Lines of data
* Begin *

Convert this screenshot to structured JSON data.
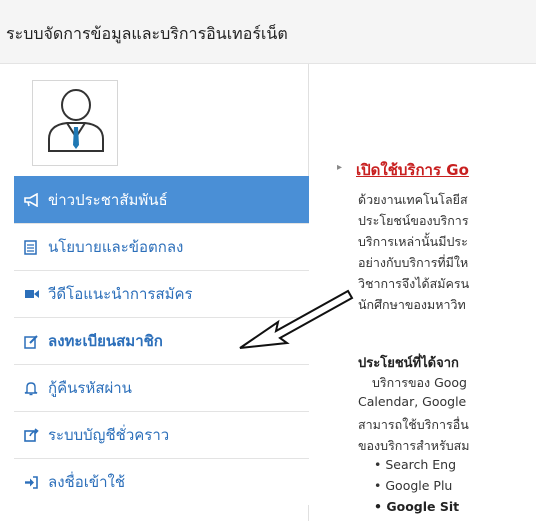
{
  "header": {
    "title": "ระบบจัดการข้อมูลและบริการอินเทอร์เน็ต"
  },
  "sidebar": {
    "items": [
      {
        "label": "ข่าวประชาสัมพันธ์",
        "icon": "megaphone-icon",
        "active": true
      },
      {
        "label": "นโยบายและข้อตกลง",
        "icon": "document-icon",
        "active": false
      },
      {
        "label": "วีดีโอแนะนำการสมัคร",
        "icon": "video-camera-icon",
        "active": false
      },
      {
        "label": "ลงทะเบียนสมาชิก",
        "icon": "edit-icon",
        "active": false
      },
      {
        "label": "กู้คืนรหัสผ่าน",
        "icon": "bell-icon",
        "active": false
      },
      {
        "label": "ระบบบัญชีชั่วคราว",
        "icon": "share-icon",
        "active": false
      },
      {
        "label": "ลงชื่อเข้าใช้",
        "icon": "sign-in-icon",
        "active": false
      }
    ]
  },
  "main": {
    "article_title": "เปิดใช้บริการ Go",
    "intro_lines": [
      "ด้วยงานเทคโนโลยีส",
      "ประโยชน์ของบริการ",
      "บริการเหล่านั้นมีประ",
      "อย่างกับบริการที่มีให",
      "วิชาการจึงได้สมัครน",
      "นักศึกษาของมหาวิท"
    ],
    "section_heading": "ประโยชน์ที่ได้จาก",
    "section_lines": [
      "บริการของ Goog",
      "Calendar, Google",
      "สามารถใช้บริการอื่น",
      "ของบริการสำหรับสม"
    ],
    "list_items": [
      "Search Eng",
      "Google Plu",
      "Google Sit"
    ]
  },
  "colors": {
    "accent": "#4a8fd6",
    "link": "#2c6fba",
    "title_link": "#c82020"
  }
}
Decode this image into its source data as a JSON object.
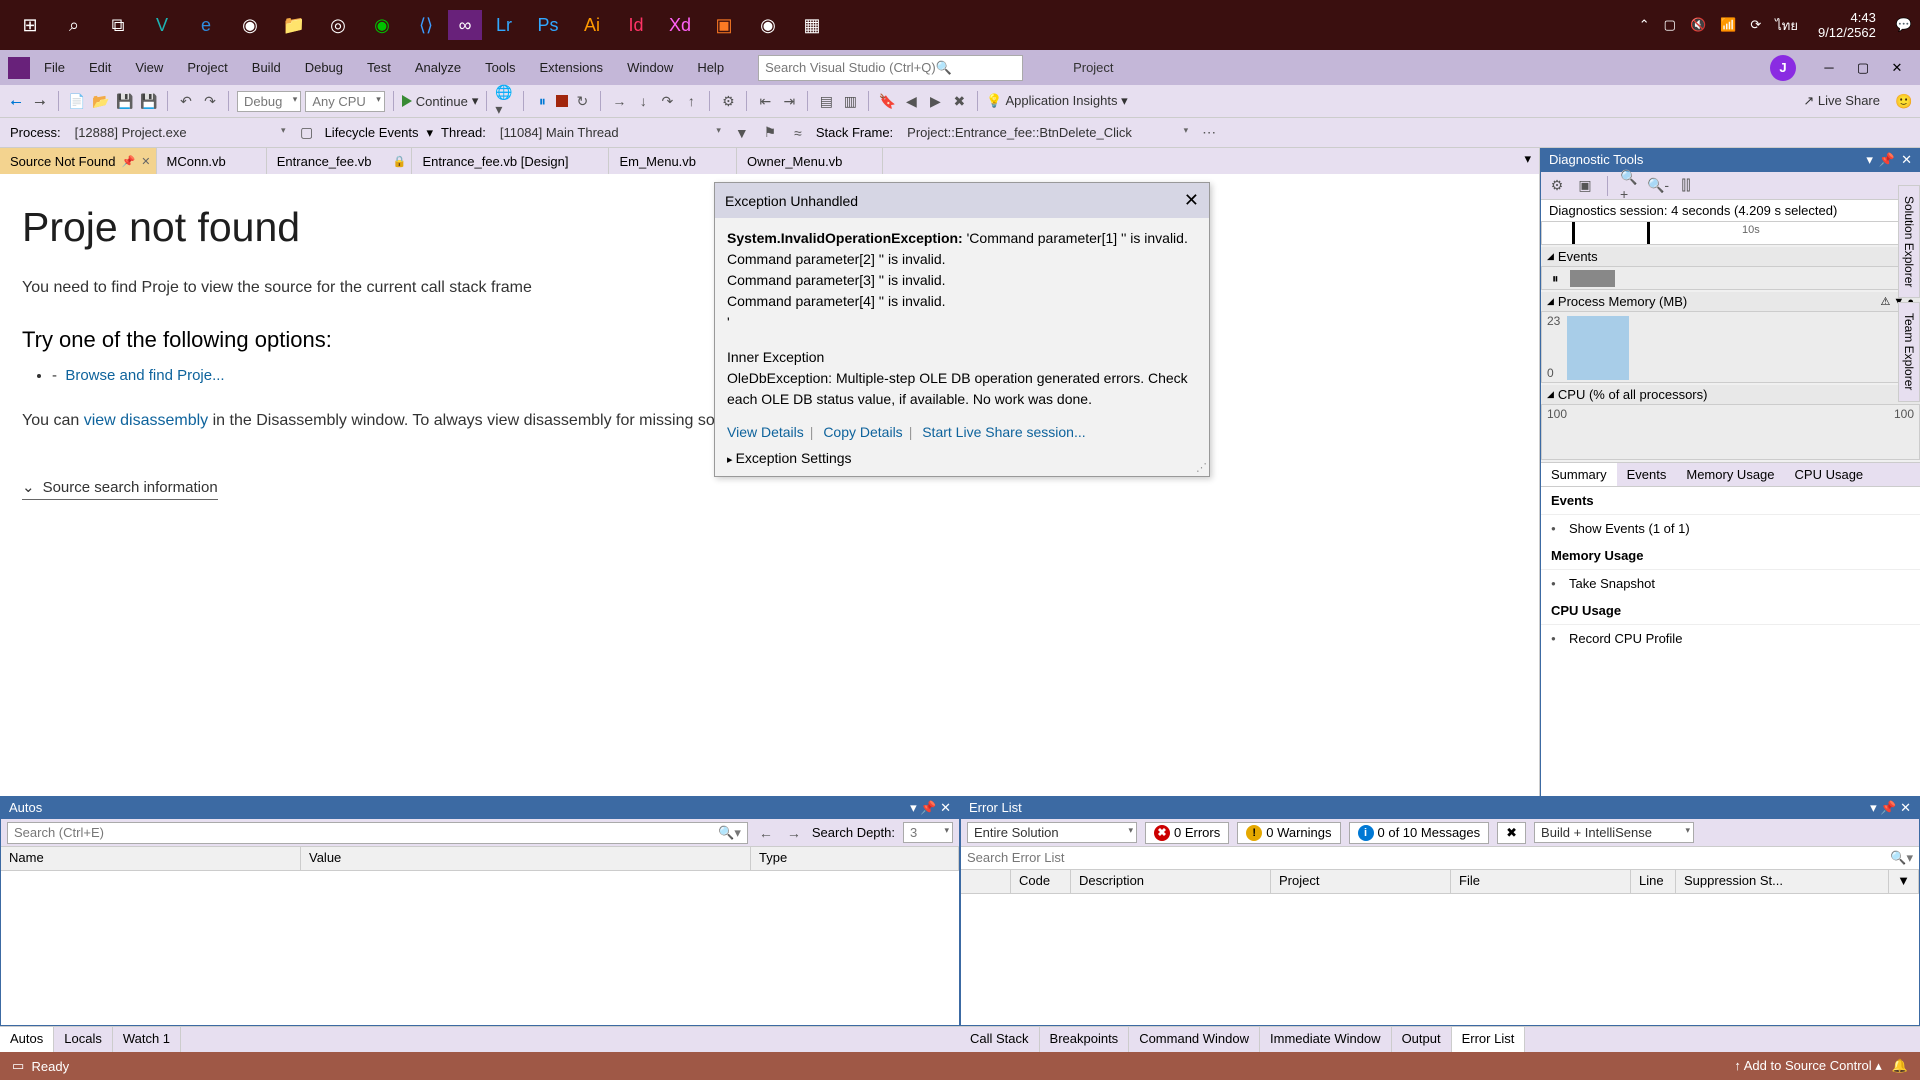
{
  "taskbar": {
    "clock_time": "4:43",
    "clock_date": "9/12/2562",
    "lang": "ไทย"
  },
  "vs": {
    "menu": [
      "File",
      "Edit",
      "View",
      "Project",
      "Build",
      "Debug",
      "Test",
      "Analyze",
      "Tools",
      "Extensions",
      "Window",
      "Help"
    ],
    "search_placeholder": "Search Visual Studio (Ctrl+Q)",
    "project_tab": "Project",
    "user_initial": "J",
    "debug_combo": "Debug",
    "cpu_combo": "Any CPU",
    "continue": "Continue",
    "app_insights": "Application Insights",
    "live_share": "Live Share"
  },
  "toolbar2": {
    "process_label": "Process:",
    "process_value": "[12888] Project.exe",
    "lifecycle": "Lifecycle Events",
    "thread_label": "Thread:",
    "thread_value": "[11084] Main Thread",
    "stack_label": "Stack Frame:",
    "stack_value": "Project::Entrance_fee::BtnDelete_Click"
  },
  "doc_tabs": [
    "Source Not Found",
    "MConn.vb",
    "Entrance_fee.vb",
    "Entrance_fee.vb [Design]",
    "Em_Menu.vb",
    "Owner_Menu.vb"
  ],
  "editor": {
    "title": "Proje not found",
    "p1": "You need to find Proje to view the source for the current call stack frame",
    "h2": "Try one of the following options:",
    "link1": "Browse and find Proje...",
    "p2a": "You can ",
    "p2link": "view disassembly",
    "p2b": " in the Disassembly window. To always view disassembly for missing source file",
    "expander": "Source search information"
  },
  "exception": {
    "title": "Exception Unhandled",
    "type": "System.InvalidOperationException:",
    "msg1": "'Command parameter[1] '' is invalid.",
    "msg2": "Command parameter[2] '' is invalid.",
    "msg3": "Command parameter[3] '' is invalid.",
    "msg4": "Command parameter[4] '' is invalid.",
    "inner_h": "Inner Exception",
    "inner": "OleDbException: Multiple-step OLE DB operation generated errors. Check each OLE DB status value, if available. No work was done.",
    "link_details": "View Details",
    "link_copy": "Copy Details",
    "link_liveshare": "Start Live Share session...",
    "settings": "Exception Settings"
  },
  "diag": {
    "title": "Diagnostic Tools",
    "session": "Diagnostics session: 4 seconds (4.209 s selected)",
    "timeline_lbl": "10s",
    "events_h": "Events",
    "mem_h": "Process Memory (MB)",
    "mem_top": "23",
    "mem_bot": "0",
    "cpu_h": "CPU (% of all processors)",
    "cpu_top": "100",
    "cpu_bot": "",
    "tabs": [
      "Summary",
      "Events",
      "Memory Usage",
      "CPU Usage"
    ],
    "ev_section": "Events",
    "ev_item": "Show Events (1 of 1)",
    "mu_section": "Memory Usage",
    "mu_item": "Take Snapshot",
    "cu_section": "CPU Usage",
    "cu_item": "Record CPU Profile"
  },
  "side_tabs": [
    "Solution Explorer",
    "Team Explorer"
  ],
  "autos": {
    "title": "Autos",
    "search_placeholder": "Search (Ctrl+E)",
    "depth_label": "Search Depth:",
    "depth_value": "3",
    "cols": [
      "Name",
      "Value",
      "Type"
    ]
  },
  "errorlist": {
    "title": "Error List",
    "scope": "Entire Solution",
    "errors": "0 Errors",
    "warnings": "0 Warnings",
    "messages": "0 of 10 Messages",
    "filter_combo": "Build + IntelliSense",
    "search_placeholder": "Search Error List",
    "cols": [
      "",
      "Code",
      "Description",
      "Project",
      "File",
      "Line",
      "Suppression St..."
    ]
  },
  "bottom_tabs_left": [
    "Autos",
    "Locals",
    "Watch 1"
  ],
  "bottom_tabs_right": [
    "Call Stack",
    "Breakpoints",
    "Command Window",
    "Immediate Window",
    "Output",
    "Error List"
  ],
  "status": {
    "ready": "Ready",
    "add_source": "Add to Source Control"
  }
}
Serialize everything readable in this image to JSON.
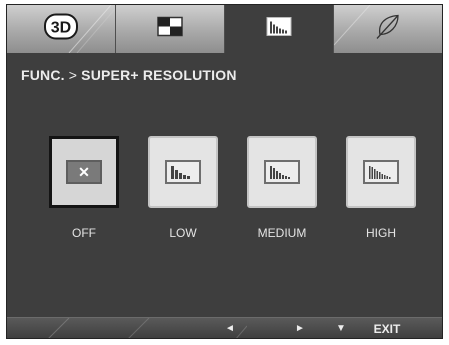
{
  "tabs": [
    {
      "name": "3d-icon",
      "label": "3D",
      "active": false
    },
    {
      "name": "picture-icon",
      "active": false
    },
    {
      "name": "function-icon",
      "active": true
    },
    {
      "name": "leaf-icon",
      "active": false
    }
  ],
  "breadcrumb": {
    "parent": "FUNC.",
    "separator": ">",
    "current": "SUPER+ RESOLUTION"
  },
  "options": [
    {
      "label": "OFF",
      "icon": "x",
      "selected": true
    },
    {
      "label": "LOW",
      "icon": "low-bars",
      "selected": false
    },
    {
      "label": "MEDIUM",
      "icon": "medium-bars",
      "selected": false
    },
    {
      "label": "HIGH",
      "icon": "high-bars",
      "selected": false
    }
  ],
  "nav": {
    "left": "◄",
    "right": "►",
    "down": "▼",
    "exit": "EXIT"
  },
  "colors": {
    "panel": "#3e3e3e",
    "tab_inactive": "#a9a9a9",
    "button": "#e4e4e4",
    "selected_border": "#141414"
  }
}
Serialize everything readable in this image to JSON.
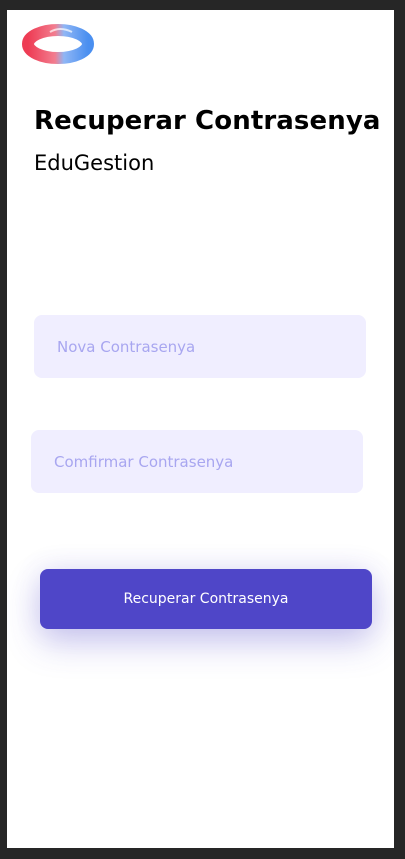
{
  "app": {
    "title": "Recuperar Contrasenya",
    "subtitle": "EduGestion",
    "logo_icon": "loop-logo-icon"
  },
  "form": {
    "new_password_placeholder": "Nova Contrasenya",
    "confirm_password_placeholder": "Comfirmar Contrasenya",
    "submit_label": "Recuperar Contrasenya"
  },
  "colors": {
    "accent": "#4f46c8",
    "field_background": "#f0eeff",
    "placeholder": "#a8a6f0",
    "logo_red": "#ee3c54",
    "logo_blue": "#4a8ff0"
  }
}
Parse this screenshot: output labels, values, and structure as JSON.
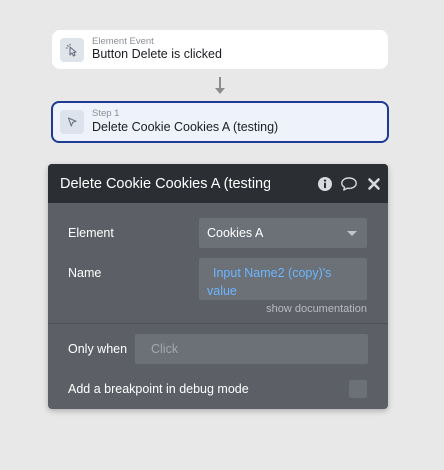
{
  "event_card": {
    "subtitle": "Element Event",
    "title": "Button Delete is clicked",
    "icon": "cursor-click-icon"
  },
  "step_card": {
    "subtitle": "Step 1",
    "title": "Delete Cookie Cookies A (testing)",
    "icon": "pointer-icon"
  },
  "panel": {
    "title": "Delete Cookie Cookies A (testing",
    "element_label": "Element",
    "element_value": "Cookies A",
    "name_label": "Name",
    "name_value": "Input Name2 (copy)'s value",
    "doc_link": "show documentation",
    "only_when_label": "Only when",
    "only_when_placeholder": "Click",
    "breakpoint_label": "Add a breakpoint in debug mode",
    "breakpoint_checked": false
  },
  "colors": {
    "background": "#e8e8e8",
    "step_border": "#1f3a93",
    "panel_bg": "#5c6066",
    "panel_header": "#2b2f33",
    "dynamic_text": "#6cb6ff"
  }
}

* End *

Gather every line from the listing above in which the word "session" appears.

■ **Problem solution**:
    "link_liveshare": "Start Live Share session...",
    "session": "Diagnostics session: 4 seconds (4.209 s selected)",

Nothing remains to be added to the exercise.